Excerpted text =
——

4.1.2 Each of the parties hereto agrees that the Facilities will not be
available for drawing and no Notice of Default may be given by the
Participating Lender to the EIF during the period beginning on the
Effective Date and ending on the earlier of:
(i) the date falling six months after the Effective Date or, if
before the end of such six month period the Parent has served
a notice on the Facility Agent requesting an extension of
three months, the date falling nine months after the Effective
Date;
(ii) the date upon which the Facilities are cancelled in full
pursuant to the provisions of Clause 13 (Cancellation and
Prepayment) of the Credit Agreement; and
(iii) the date the Facilities are restructured to reflect the
Enlarged Business Plan,
(the "Restricted Period"). Each of the parties hereto acknowledges
and confirms that the Banks shall be under no commitment to lend and
the EIF shall not be obliged to make payments under the Participation
Agreement during the Restricted Period.

——

Supplied entries =
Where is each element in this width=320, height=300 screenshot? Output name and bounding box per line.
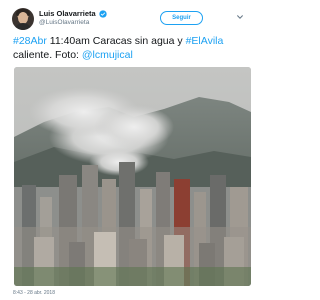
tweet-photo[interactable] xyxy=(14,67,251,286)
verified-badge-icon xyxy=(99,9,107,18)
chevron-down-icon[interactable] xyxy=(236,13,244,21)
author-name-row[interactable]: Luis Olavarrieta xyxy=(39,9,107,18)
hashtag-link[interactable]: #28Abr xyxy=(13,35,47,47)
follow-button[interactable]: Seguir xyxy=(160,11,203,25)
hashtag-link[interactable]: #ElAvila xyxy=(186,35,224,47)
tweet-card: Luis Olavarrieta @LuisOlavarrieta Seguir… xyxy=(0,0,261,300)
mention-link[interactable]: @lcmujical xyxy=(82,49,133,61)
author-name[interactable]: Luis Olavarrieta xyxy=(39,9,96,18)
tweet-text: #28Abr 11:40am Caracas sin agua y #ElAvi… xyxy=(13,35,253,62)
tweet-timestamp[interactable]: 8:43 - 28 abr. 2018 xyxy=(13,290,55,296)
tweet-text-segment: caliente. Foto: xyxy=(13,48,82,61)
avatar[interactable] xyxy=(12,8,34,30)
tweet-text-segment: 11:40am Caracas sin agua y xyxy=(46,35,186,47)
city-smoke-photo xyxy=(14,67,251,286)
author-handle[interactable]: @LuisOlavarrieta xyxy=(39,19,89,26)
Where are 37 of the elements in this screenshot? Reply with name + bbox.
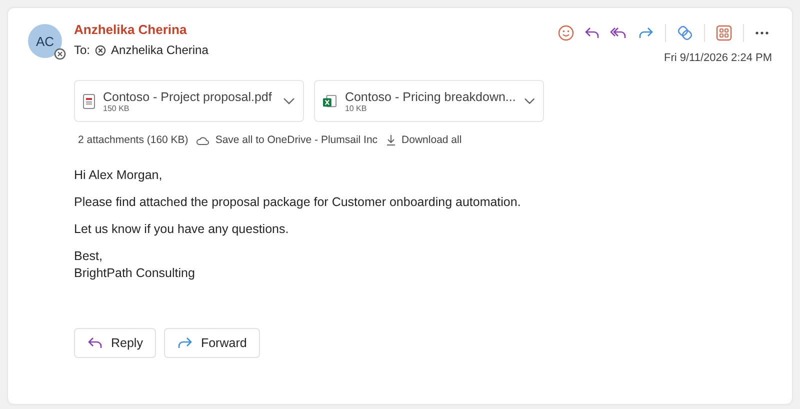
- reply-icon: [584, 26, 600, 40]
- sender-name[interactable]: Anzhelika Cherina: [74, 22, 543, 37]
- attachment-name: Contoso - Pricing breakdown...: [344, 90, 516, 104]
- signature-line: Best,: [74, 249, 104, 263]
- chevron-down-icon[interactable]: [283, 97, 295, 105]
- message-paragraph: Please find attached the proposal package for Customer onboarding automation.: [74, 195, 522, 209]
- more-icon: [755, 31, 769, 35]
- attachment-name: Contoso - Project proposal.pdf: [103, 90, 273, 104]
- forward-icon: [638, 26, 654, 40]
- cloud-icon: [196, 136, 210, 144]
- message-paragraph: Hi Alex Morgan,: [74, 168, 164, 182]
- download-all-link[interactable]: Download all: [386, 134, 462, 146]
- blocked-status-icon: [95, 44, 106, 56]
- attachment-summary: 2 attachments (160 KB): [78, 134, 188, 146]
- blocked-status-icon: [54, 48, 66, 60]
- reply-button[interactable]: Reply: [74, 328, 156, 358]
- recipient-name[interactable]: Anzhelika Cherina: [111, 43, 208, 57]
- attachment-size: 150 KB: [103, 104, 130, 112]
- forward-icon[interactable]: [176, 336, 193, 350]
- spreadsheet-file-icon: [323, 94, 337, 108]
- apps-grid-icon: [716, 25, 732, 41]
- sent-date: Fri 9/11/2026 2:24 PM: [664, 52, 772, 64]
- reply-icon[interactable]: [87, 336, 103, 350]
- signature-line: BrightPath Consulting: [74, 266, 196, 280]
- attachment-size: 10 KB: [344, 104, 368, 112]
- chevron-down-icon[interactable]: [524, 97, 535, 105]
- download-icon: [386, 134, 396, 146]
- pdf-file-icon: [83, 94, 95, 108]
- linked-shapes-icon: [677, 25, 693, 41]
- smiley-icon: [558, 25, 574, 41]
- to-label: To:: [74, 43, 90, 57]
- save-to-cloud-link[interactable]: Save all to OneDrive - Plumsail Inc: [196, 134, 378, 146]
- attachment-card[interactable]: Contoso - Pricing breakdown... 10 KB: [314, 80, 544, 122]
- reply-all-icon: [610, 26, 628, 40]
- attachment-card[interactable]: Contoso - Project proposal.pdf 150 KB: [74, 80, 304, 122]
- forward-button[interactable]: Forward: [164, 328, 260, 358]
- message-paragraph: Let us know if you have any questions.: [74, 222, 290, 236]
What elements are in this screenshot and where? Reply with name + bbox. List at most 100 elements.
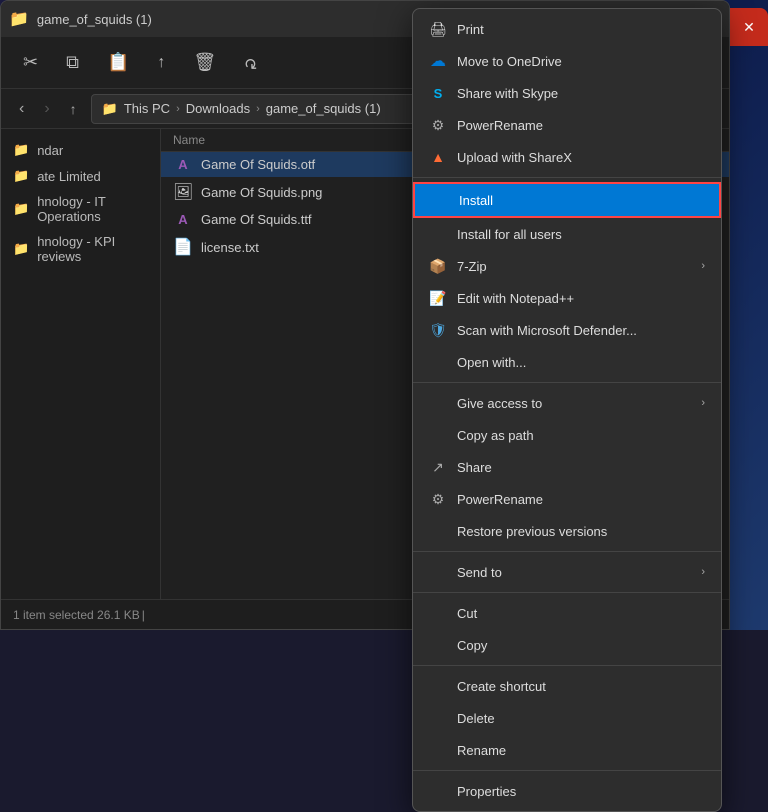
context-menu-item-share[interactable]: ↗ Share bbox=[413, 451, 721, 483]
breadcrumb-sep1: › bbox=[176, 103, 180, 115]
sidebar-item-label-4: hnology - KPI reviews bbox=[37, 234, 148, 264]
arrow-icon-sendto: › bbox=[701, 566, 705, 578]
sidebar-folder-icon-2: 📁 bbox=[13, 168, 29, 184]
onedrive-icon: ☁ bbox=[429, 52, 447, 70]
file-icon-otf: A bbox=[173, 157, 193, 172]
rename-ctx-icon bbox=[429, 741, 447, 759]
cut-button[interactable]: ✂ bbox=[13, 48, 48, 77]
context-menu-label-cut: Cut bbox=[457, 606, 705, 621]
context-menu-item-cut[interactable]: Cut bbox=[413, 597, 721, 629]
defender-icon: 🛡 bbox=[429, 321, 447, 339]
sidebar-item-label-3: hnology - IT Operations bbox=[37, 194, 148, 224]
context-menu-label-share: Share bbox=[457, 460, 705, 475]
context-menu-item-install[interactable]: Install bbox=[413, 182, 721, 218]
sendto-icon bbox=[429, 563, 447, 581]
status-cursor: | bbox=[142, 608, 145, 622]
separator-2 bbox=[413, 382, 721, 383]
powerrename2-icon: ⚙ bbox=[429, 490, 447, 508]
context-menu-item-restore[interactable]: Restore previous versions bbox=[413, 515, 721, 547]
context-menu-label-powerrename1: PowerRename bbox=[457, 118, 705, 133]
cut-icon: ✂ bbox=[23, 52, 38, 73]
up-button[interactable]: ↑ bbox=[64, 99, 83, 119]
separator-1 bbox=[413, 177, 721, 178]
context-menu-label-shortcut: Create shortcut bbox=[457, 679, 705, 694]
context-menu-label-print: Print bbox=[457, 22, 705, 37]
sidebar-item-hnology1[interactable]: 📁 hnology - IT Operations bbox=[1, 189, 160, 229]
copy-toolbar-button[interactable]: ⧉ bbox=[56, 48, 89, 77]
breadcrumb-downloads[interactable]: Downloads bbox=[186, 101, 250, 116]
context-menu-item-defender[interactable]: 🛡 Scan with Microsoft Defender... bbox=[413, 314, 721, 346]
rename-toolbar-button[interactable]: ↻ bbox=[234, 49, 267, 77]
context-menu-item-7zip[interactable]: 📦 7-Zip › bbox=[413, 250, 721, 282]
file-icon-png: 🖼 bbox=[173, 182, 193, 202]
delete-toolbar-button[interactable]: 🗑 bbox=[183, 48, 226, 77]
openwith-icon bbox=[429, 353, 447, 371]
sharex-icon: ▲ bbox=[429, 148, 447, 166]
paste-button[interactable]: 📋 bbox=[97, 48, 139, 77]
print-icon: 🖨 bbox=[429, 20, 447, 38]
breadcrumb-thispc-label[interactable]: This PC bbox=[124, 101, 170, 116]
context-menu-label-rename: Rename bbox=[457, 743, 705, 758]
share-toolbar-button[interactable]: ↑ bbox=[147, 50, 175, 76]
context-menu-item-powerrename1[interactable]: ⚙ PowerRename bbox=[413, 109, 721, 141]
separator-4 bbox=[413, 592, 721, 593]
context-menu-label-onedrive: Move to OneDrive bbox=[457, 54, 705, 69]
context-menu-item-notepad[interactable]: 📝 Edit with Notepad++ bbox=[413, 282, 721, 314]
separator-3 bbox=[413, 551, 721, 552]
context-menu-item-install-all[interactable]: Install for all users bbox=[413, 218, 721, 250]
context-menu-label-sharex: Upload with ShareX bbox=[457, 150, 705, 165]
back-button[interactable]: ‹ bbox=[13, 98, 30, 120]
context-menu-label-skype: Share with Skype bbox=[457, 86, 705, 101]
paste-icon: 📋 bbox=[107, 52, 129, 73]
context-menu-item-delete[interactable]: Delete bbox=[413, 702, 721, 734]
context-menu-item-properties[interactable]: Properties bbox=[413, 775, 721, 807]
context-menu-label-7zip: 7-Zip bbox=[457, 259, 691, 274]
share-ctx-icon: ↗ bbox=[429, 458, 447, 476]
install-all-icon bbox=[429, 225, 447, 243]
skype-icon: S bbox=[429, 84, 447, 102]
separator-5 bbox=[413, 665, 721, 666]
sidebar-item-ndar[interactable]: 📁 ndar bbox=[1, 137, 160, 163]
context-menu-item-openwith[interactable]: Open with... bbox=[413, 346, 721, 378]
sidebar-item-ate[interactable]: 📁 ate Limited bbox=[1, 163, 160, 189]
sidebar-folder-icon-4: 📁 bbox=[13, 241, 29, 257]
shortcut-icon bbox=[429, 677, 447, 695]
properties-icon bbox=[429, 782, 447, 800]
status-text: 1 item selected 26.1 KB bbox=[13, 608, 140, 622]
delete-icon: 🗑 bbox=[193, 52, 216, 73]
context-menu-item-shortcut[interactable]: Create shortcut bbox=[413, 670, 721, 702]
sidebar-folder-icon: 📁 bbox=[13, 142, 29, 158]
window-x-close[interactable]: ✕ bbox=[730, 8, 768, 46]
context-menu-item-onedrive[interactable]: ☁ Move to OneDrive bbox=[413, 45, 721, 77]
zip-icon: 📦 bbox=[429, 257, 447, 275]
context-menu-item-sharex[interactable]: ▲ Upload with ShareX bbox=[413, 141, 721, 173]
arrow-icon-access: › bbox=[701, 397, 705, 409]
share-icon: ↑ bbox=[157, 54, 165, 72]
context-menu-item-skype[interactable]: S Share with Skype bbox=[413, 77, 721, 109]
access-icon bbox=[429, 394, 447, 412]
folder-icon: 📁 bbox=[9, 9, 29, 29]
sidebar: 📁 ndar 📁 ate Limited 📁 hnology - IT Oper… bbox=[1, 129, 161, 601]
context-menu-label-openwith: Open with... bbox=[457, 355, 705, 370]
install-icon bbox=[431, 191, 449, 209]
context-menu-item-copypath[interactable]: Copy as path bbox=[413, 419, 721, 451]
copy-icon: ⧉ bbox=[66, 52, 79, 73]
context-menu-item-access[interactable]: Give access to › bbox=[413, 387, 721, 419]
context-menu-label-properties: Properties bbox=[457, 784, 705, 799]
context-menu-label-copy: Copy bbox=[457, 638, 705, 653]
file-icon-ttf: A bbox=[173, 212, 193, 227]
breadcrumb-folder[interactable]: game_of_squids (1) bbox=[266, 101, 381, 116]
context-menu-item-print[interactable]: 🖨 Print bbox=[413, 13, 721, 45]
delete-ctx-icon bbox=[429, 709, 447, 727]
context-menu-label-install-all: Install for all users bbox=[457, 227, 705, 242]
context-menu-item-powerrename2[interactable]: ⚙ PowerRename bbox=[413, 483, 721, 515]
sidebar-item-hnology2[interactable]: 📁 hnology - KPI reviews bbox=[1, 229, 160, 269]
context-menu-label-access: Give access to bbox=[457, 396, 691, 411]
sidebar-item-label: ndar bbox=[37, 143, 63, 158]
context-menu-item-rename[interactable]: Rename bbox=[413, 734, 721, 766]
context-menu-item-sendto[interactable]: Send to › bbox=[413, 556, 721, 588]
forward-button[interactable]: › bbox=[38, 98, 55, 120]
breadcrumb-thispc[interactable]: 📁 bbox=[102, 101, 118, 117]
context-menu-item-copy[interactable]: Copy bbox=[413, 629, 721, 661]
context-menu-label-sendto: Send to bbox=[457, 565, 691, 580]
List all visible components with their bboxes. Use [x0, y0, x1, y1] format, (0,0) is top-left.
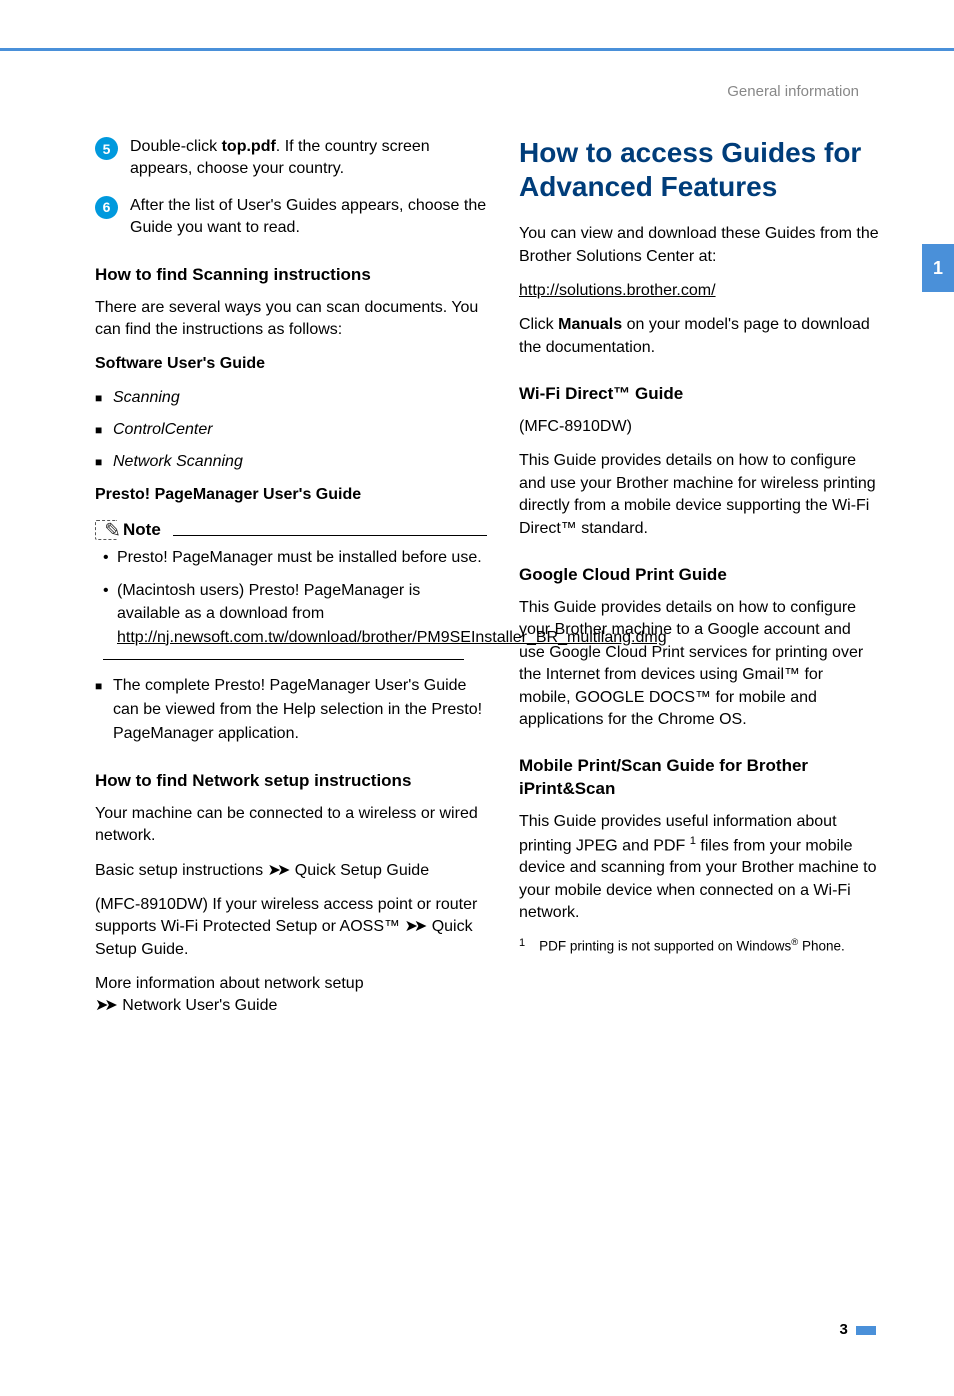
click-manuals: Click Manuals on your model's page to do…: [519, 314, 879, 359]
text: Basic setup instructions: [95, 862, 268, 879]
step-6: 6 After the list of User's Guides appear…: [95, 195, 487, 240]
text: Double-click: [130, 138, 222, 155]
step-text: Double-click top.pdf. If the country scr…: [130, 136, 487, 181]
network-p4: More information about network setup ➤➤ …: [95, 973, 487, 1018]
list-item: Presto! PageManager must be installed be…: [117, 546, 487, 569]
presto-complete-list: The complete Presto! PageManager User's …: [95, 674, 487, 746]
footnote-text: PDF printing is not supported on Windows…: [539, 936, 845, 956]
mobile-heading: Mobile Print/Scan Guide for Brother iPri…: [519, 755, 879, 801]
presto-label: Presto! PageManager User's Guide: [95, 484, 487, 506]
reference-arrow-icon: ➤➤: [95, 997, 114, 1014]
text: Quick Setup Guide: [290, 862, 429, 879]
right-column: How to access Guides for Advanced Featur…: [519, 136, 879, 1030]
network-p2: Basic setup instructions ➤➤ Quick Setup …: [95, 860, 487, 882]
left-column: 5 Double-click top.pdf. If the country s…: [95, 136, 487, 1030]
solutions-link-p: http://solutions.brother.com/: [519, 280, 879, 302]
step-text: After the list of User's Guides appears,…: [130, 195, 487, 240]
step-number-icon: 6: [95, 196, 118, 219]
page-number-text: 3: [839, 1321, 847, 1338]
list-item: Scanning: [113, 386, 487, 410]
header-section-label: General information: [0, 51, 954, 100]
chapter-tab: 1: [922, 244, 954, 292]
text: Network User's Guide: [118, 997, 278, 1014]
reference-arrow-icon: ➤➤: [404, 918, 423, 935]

——

Required actions =
1. In the facility clause, how long an extension may the Parent request by serving notice on the Facility Agent?
2. Write the next part of the facility clause, picking up after its final sentence.

Outputs =
1. Three months.

2.
4.1.3 The Parent and each of the Borrowers, jointly and severally, shall
pay to the Facility Agent for the account of each Bank a commitment
commission on the amount of such Bank's Tranche A Term Commitment and
Revolving
<PAGE>
Commitment less, in the case of the Participating Lender, the Traded
Proportion (as defined in the Participation Agreement) of the
commitment commission calculated at the same rate and payable on the
same days as it is calculated and payable under Clause 26.1
(Commitment Commission on the Tranche A Term Facility) and Clause
26.2 (Commitment Commission on the Revolving Facility) of the Credit
Agreement.
4.1.4 The Parent and each of the Borrowers, jointly and severally, shall
pay to the Facility Agent for the account of the EIF the Traded
Proportion of the commitment commission referred to in sub-clause
4.1.3 on the Participated Portion of the Participating Lender's
Commitment calculated at the same rate and payable on the same days
as it is calculated and payable under Clause 26.5 of the Credit
Agreement.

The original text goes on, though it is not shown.